Requirement
Go through the data below and copy it exactly, skipping every picture.

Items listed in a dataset

---*---

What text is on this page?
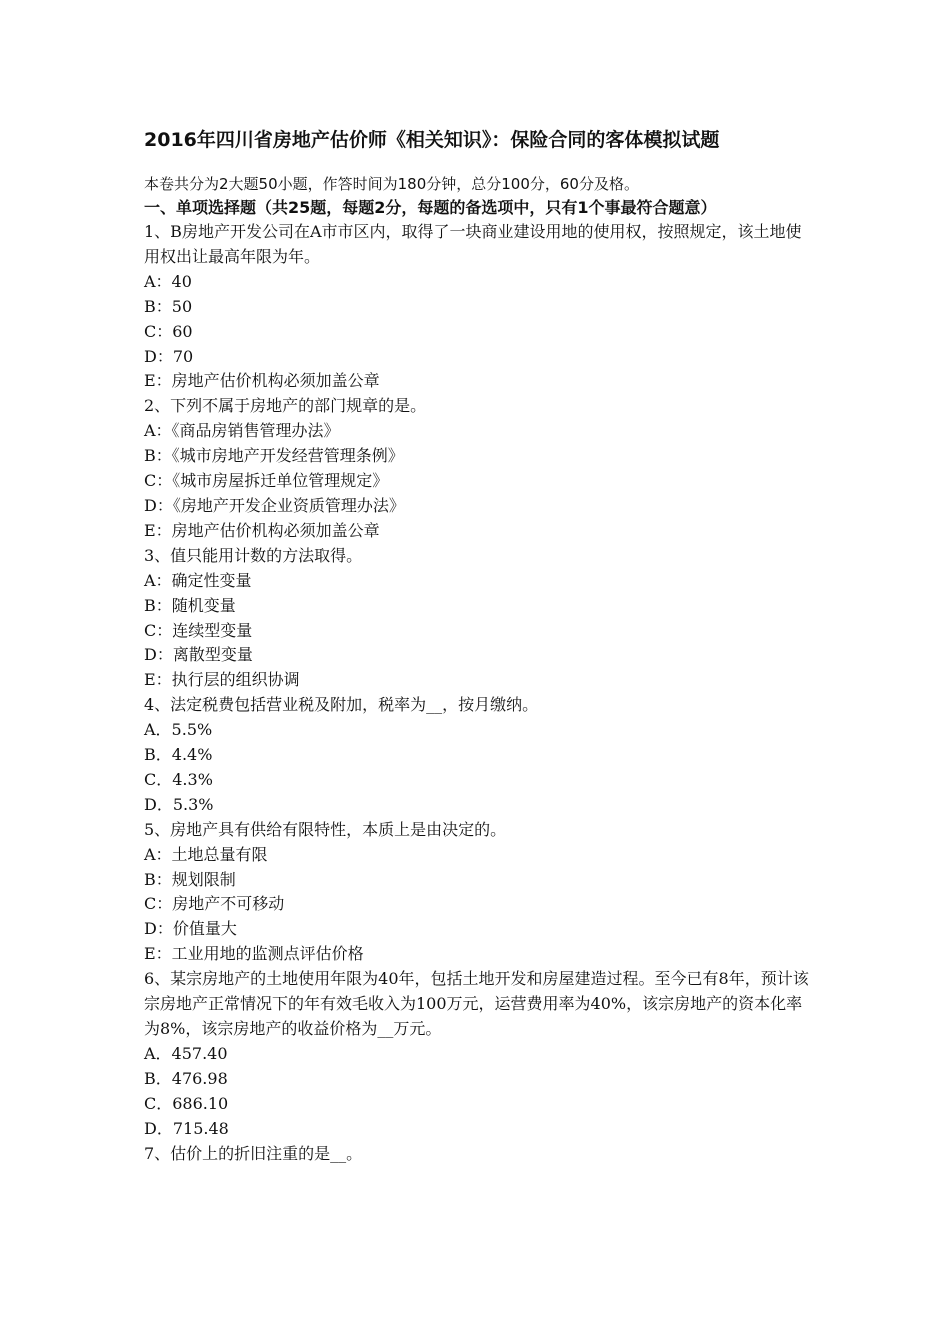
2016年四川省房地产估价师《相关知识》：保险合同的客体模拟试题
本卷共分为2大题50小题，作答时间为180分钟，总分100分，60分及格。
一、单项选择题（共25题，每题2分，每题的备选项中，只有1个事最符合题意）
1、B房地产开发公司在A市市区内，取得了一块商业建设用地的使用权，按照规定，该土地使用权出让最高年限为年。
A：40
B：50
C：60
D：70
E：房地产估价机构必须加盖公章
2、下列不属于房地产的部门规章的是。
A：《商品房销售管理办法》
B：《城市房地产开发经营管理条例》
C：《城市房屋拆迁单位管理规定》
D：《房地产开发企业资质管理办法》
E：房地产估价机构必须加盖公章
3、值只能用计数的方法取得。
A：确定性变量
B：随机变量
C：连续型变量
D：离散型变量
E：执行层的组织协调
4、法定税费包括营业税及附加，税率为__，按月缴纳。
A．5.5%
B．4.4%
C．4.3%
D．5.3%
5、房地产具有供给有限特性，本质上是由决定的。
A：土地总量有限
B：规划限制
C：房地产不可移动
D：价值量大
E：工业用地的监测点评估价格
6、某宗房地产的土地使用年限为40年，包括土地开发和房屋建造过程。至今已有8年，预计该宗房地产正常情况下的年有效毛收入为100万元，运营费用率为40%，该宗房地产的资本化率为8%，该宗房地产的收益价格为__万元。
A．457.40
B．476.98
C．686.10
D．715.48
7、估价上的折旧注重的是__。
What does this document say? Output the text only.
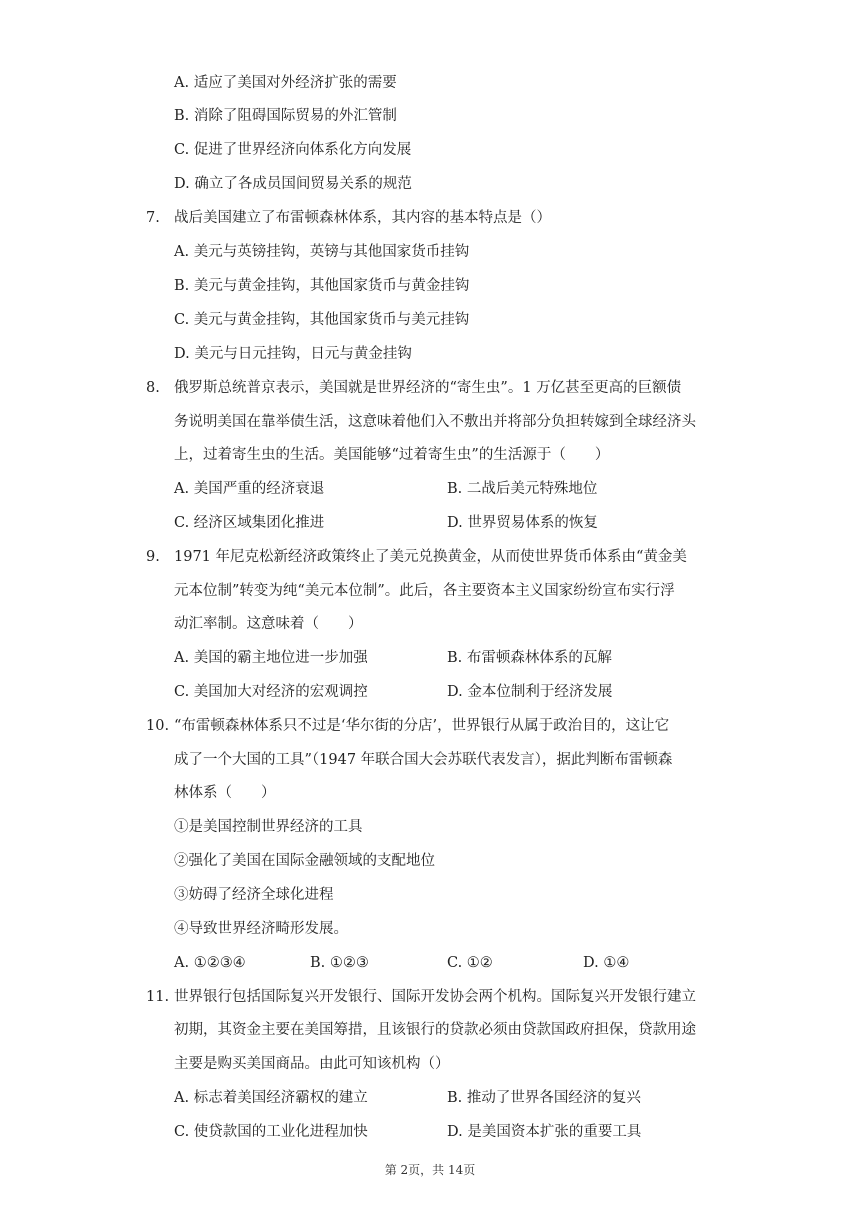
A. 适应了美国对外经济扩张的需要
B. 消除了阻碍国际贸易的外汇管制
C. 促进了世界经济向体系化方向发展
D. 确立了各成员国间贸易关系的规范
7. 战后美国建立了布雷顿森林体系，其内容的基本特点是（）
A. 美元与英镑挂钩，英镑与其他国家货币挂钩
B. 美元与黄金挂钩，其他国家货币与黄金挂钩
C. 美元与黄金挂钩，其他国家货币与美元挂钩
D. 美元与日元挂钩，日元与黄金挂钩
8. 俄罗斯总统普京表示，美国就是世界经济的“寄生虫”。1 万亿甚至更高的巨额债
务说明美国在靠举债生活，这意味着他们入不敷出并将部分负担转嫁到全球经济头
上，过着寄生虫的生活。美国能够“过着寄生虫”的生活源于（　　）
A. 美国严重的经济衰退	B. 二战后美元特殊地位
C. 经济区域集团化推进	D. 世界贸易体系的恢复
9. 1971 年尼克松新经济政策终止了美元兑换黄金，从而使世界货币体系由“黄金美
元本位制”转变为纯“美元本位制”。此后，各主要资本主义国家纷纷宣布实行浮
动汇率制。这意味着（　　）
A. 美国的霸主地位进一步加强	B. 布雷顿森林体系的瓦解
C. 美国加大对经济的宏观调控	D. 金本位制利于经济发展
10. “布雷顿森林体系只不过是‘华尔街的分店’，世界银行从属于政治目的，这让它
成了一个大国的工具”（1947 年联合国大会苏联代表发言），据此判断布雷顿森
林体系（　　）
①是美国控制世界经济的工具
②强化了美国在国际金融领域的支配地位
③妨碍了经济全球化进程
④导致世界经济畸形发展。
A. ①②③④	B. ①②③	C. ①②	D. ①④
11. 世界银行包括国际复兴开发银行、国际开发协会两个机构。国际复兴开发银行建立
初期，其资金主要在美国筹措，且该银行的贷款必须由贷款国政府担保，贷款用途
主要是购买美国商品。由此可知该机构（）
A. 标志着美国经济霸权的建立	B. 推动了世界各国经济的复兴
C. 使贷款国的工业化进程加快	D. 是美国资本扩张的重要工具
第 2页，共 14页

---*---

Reply to the exercise
What text is on this page?
2016年四川省房地产估价师《相关知识》：保险合同的客体模拟试题
本卷共分为2大题50小题，作答时间为180分钟，总分100分，60分及格。
一、单项选择题（共25题，每题2分，每题的备选项中，只有1个事最符合题意）
1、B房地产开发公司在A市市区内，取得了一块商业建设用地的使用权，按照规定，该土地使用权出让最高年限为年。
A：40
B：50
C：60
D：70
E：房地产估价机构必须加盖公章
2、下列不属于房地产的部门规章的是。
A：《商品房销售管理办法》
B：《城市房地产开发经营管理条例》
C：《城市房屋拆迁单位管理规定》
D：《房地产开发企业资质管理办法》
E：房地产估价机构必须加盖公章
3、值只能用计数的方法取得。
A：确定性变量
B：随机变量
C：连续型变量
D：离散型变量
E：执行层的组织协调
4、法定税费包括营业税及附加，税率为__，按月缴纳。
A．5.5%
B．4.4%
C．4.3%
D．5.3%
5、房地产具有供给有限特性，本质上是由决定的。
A：土地总量有限
B：规划限制
C：房地产不可移动
D：价值量大
E：工业用地的监测点评估价格
6、某宗房地产的土地使用年限为40年，包括土地开发和房屋建造过程。至今已有8年，预计该宗房地产正常情况下的年有效毛收入为100万元，运营费用率为40%，该宗房地产的资本化率为8%，该宗房地产的收益价格为__万元。
A．457.40
B．476.98
C．686.10
D．715.48
7、估价上的折旧注重的是__。
What does this document say? Output the text only.
A. 适应了美国对外经济扩张的需要
B. 消除了阻碍国际贸易的外汇管制
C. 促进了世界经济向体系化方向发展
D. 确立了各成员国间贸易关系的规范
7. 战后美国建立了布雷顿森林体系，其内容的基本特点是（）
A. 美元与英镑挂钩，英镑与其他国家货币挂钩
B. 美元与黄金挂钩，其他国家货币与黄金挂钩
C. 美元与黄金挂钩，其他国家货币与美元挂钩
D. 美元与日元挂钩，日元与黄金挂钩
8. 俄罗斯总统普京表示，美国就是世界经济的“寄生虫”。1 万亿甚至更高的巨额债
务说明美国在靠举债生活，这意味着他们入不敷出并将部分负担转嫁到全球经济头
上，过着寄生虫的生活。美国能够“过着寄生虫”的生活源于（　　）
A. 美国严重的经济衰退	B. 二战后美元特殊地位
C. 经济区域集团化推进	D. 世界贸易体系的恢复
9. 1971 年尼克松新经济政策终止了美元兑换黄金，从而使世界货币体系由“黄金美
元本位制”转变为纯“美元本位制”。此后，各主要资本主义国家纷纷宣布实行浮
动汇率制。这意味着（　　）
A. 美国的霸主地位进一步加强	B. 布雷顿森林体系的瓦解
C. 美国加大对经济的宏观调控	D. 金本位制利于经济发展
10. “布雷顿森林体系只不过是‘华尔街的分店’，世界银行从属于政治目的，这让它
成了一个大国的工具”（1947 年联合国大会苏联代表发言），据此判断布雷顿森
林体系（　　）
①是美国控制世界经济的工具
②强化了美国在国际金融领域的支配地位
③妨碍了经济全球化进程
④导致世界经济畸形发展。
A. ①②③④	B. ①②③	C. ①②	D. ①④
11. 世界银行包括国际复兴开发银行、国际开发协会两个机构。国际复兴开发银行建立
初期，其资金主要在美国筹措，且该银行的贷款必须由贷款国政府担保，贷款用途
主要是购买美国商品。由此可知该机构（）
A. 标志着美国经济霸权的建立	B. 推动了世界各国经济的复兴
C. 使贷款国的工业化进程加快	D. 是美国资本扩张的重要工具
第 2页，共 14页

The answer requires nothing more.